**WHAT THE TASK ASKS**
Tally up the lines carrying the string "about" and respond with only the resulting number.

——————

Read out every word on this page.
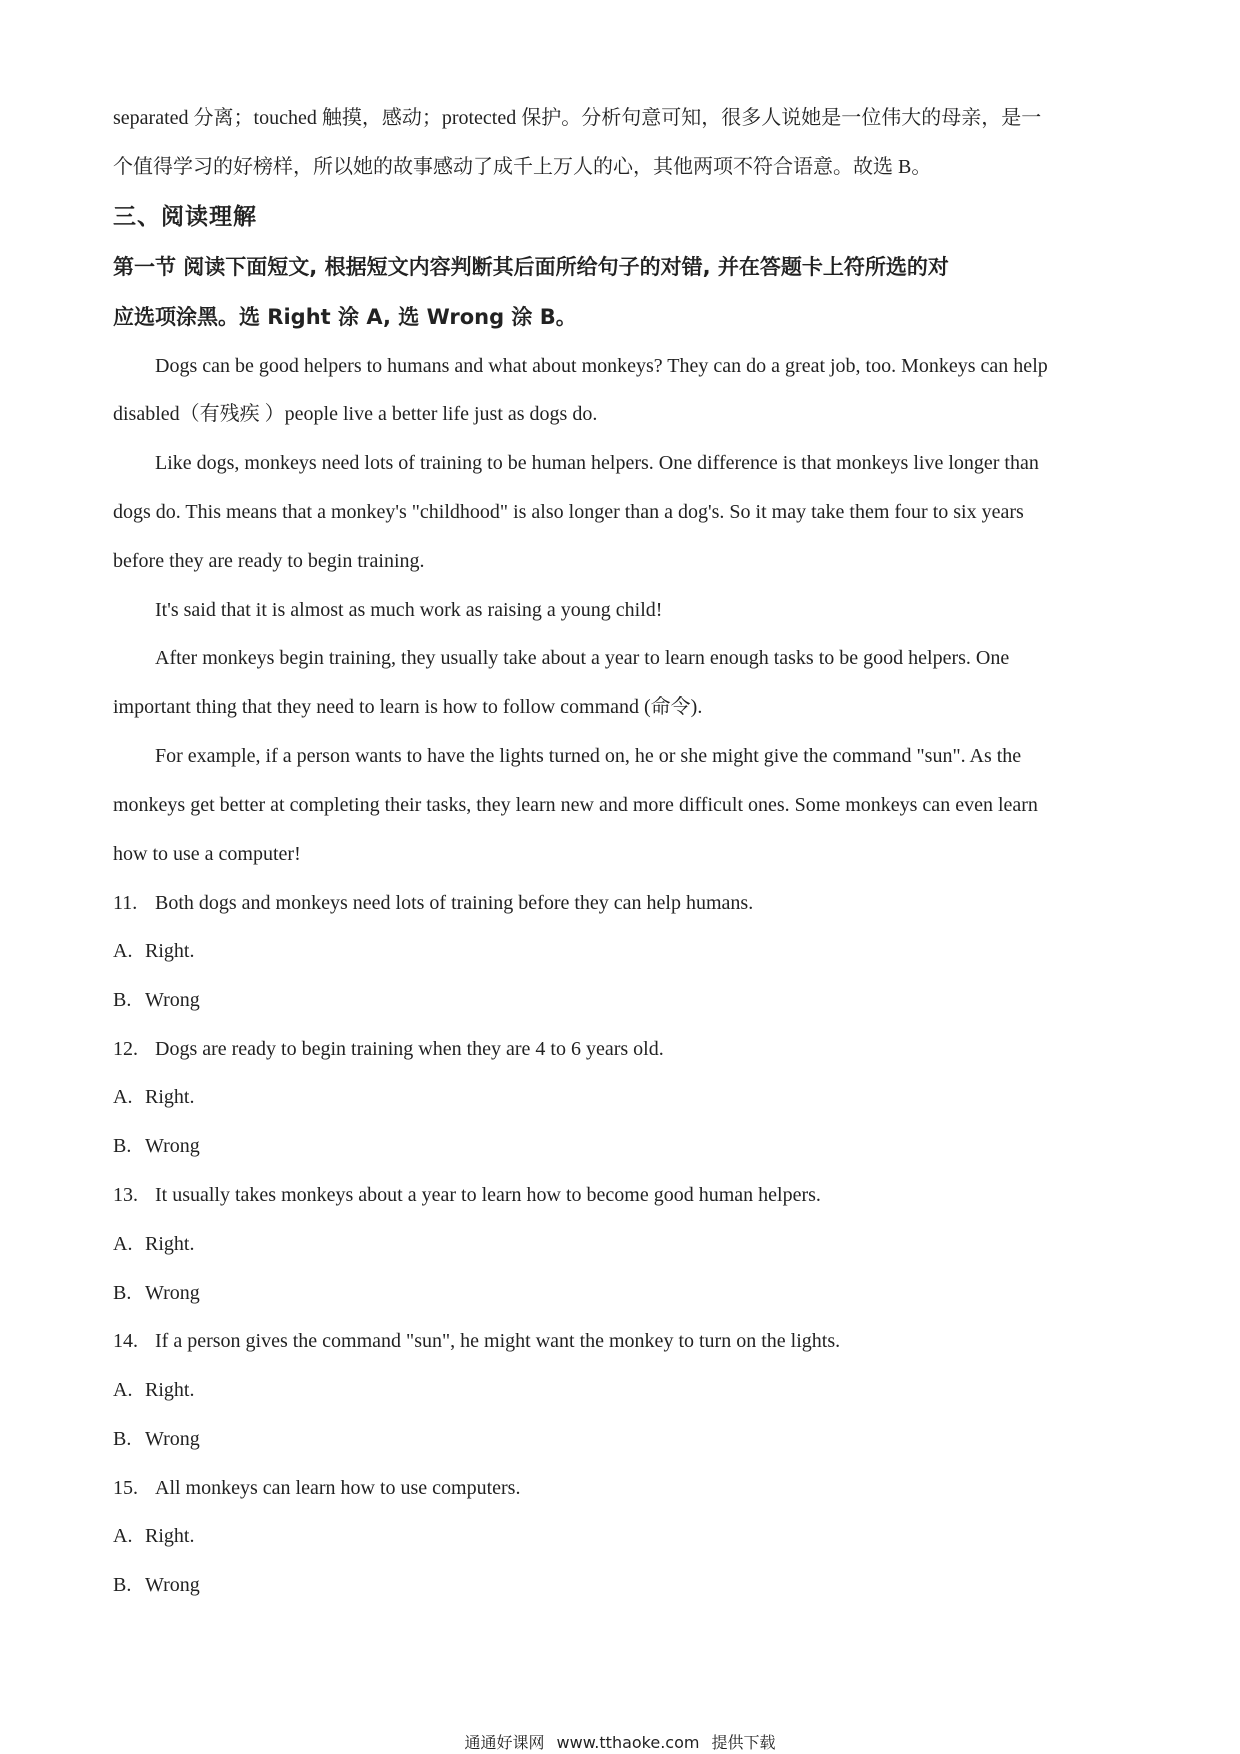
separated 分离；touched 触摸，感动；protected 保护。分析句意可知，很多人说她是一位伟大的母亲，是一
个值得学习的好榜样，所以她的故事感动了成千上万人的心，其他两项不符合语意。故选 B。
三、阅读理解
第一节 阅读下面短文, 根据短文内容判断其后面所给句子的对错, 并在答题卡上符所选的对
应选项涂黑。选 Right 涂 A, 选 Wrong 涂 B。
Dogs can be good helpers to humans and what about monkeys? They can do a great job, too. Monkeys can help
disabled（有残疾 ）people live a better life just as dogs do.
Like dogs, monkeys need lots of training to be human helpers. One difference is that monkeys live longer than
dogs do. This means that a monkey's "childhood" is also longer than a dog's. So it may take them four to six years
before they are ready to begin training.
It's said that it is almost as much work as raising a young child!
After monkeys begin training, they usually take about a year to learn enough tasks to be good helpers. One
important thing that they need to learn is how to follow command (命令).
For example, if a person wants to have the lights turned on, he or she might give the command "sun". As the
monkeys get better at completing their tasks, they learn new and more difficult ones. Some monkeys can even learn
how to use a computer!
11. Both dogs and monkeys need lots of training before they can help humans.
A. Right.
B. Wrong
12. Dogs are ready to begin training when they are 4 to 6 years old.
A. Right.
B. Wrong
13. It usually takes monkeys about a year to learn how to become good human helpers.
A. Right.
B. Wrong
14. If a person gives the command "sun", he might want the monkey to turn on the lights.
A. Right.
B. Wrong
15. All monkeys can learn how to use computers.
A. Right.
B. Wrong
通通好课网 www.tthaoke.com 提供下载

——————

**RESULT FOR THIS TASK**
3